## Work to complete
Transcribe the material verbatim in full; the pictures do not belong in the copy.

= = = =

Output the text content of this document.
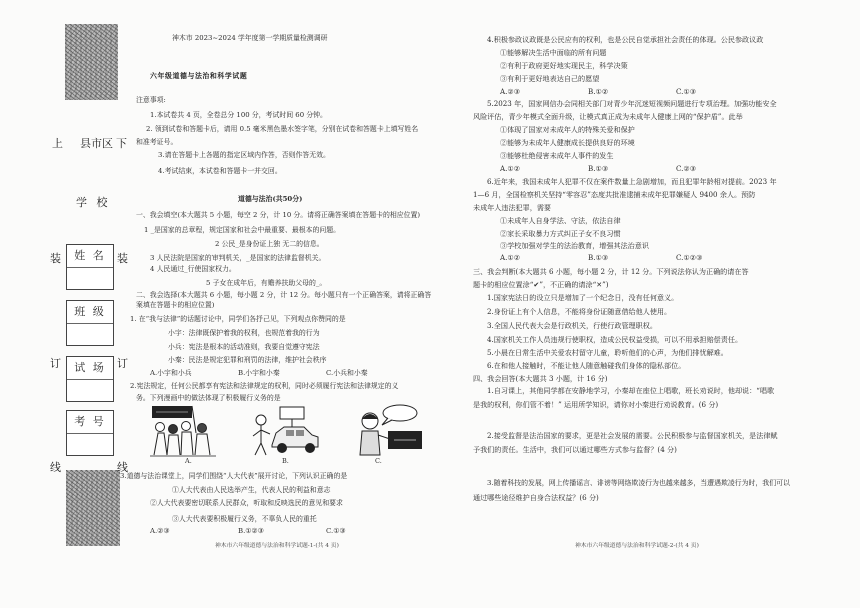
上 县市区 下
学 校
装	装
姓 名
班 级
订	订
试 场
考 号
线	线
神木市 2023~2024 学年度第一学期质量检测调研
六年级道德与法治和科学试题
注意事项:
1.本试卷共 4 页，全卷总分 100 分，考试时间 60 分钟。
2. 领到试卷和答题卡后，请用 0.5 毫米黑色墨水签字笔，分别在试卷和答题卡上填写姓名
和准考证号。
3.请在答题卡上各题的指定区域内作答，否则作答无效。
4.考试结束，本试卷和答题卡一并交回。
道德与法治(共50分)
一、我会填空(本大题共 5 小题，每空 2 分，计 10 分。请将正确答案填在答题卡的相应位置)
1 _是国家的总章程，规定国家和社会中最重要、最根本的问题。
2 公民_是身份证上独 无二的信息。
3 人民法院是国家的审判机关，_是国家的法律监督机关。
4 人民通过_行使国家权力。
5 子女在成年后，有赡养扶助父母的_。
二、我会选择(本大题共 6 小题，每小题 2 分，计 12 分。每小题只有一个正确答案，请将正确答
案填在答题卡的相应位置)
1. 在“我与法律”的话题讨论中，同学们各抒己见，下列观点你赞同的是
小宇：法律既保护着我的权利，也规范着我的行为
小兵：宪法是根本的活动准则，我要自觉遵守宪法
小秦：民法是规定犯罪和刑罚的法律，维护社会秩序
A.小宇和小兵	B.小宇和小秦	C.小兵和小秦
2.宪法规定，任何公民都享有宪法和法律规定的权利，同时必须履行宪法和法律规定的义
务。下列漫画中的做法体现了积极履行义务的是
A.	B.	C.
3.道德与法治课堂上，同学们围绕“人大代表”展开讨论，下列认识正确的是
①人大代表由人民选举产生，代表人民的利益和意志
②人大代表要密切联系人民群众，听取和反映选民的意见和要求
③人大代表要积极履行义务，不辜负人民的重托
A.②③	B.①②③	C.①③
神木市六年级道德与法治和科学试题-1-(共 4 页)
4.积极参政议政既是公民应有的权利，也是公民自觉承担社会责任的体现。公民参政议政
①能够解决生活中面临的所有问题
②有利于政府更好地实现民主，科学决策
③有利于更好地表达自己的愿望
A.②③	B.①②	C.①③
5.2023 年，国家网信办会同相关部门对青少年沉迷短视频问题进行专项治理。加强功能安全
风险评估，青少年模式全面升级，让模式真正成为未成年人健康上网的“保护盾”。此举
①体现了国家对未成年人的特殊关爱和保护
②能够为未成年人健康成长提供良好的环境
③能够杜绝侵害未成年人事件的发生
A.①②	B.①③	C.②③
6.近年来，我国未成年人犯罪不仅在案件数量上急剧增加，而且犯罪年龄相对提前。2023 年
1—6 月，全国检察机关坚持“零容忍”态度共批准逮捕未成年犯罪嫌疑人 9400 余人。预防
未成年人违法犯罪，需要
①未成年人自身学法、守法，依法自律
②家长采取暴力方式纠正子女不良习惯
③学校加强对学生的法治教育，增强其法治意识
A.①②	B.①③	C.①②③
三、我会判断(本大题共 6 小题，每小题 2 分，计 12 分。下列说法你认为正确的请在答
题卡的相应位置涂“✔”，不正确的请涂“✕”)
1.国家宪法日的设立只是增加了一个纪念日，没有任何意义。
2.身份证上有个人信息，不能将身份证随意借给他人使用。
3.全国人民代表大会是行政机关，行使行政管理职权。
4.国家机关工作人员违规行使职权，造成公民权益受损，可以不用承担赔偿责任。
5.小晨在日常生活中关爱农村留守儿童，聆听他们的心声，为他们排忧解难。
6.在和他人接触时，不能让他人随意触碰我们身体的隐私部位。
四、我会回答(本大题共 3 小题，计 16 分)
1.自习课上，其他同学都在安静地学习，小秦却在座位上唱歌，班长劝说时，他却说：“唱歌
是我的权利，你们管不着！” 运用所学知识，请你对小秦进行劝说教育。(6 分)
2.接受监督是法治国家的要求，更是社会发展的需要。公民积极参与监督国家机关，是法律赋
予我们的责任。生活中，我们可以通过哪些方式参与监督？(4 分)
3.随着科技的发展，网上传播谣言、诽谤等网络欺凌行为也越来越多，当遭遇欺凌行为时，我们可以
通过哪些途径维护自身合法权益？(6 分)
神木市六年级道德与法治和科学试题-2-(共 4 页)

= = = =

## Solved exercise
Output the text content of this document.
上 县市区 下
学 校
装	装
姓 名
班 级
订	订
试 场
考 号
线	线
神木市 2023~2024 学年度第一学期质量检测调研
六年级道德与法治和科学试题
注意事项:
1.本试卷共 4 页，全卷总分 100 分，考试时间 60 分钟。
2. 领到试卷和答题卡后，请用 0.5 毫米黑色墨水签字笔，分别在试卷和答题卡上填写姓名
和准考证号。
3.请在答题卡上各题的指定区域内作答，否则作答无效。
4.考试结束，本试卷和答题卡一并交回。
道德与法治(共50分)
一、我会填空(本大题共 5 小题，每空 2 分，计 10 分。请将正确答案填在答题卡的相应位置)
1 _是国家的总章程，规定国家和社会中最重要、最根本的问题。
2 公民_是身份证上独 无二的信息。
3 人民法院是国家的审判机关，_是国家的法律监督机关。
4 人民通过_行使国家权力。
5 子女在成年后，有赡养扶助父母的_。
二、我会选择(本大题共 6 小题，每小题 2 分，计 12 分。每小题只有一个正确答案，请将正确答
案填在答题卡的相应位置)
1. 在“我与法律”的话题讨论中，同学们各抒己见，下列观点你赞同的是
小宇：法律既保护着我的权利，也规范着我的行为
小兵：宪法是根本的活动准则，我要自觉遵守宪法
小秦：民法是规定犯罪和刑罚的法律，维护社会秩序
A.小宇和小兵	B.小宇和小秦	C.小兵和小秦
2.宪法规定，任何公民都享有宪法和法律规定的权利，同时必须履行宪法和法律规定的义
务。下列漫画中的做法体现了积极履行义务的是
A.	B.	C.
3.道德与法治课堂上，同学们围绕“人大代表”展开讨论，下列认识正确的是
①人大代表由人民选举产生，代表人民的利益和意志
②人大代表要密切联系人民群众，听取和反映选民的意见和要求
③人大代表要积极履行义务，不辜负人民的重托
A.②③	B.①②③	C.①③
神木市六年级道德与法治和科学试题-1-(共 4 页)
4.积极参政议政既是公民应有的权利，也是公民自觉承担社会责任的体现。公民参政议政
①能够解决生活中面临的所有问题
②有利于政府更好地实现民主，科学决策
③有利于更好地表达自己的愿望
A.②③	B.①②	C.①③
5.2023 年，国家网信办会同相关部门对青少年沉迷短视频问题进行专项治理。加强功能安全
风险评估，青少年模式全面升级，让模式真正成为未成年人健康上网的“保护盾”。此举
①体现了国家对未成年人的特殊关爱和保护
②能够为未成年人健康成长提供良好的环境
③能够杜绝侵害未成年人事件的发生
A.①②	B.①③	C.②③
6.近年来，我国未成年人犯罪不仅在案件数量上急剧增加，而且犯罪年龄相对提前。2023 年
1—6 月，全国检察机关坚持“零容忍”态度共批准逮捕未成年犯罪嫌疑人 9400 余人。预防
未成年人违法犯罪，需要
①未成年人自身学法、守法，依法自律
②家长采取暴力方式纠正子女不良习惯
③学校加强对学生的法治教育，增强其法治意识
A.①②	B.①③	C.①②③
三、我会判断(本大题共 6 小题，每小题 2 分，计 12 分。下列说法你认为正确的请在答
题卡的相应位置涂“✔”，不正确的请涂“✕”)
1.国家宪法日的设立只是增加了一个纪念日，没有任何意义。
2.身份证上有个人信息，不能将身份证随意借给他人使用。
3.全国人民代表大会是行政机关，行使行政管理职权。
4.国家机关工作人员违规行使职权，造成公民权益受损，可以不用承担赔偿责任。
5.小晨在日常生活中关爱农村留守儿童，聆听他们的心声，为他们排忧解难。
6.在和他人接触时，不能让他人随意触碰我们身体的隐私部位。
四、我会回答(本大题共 3 小题，计 16 分)
1.自习课上，其他同学都在安静地学习，小秦却在座位上唱歌，班长劝说时，他却说：“唱歌
是我的权利，你们管不着！” 运用所学知识，请你对小秦进行劝说教育。(6 分)
2.接受监督是法治国家的要求，更是社会发展的需要。公民积极参与监督国家机关，是法律赋
予我们的责任。生活中，我们可以通过哪些方式参与监督？(4 分)
3.随着科技的发展，网上传播谣言、诽谤等网络欺凌行为也越来越多，当遭遇欺凌行为时，我们可以
通过哪些途径维护自身合法权益？(6 分)
神木市六年级道德与法治和科学试题-2-(共 4 页)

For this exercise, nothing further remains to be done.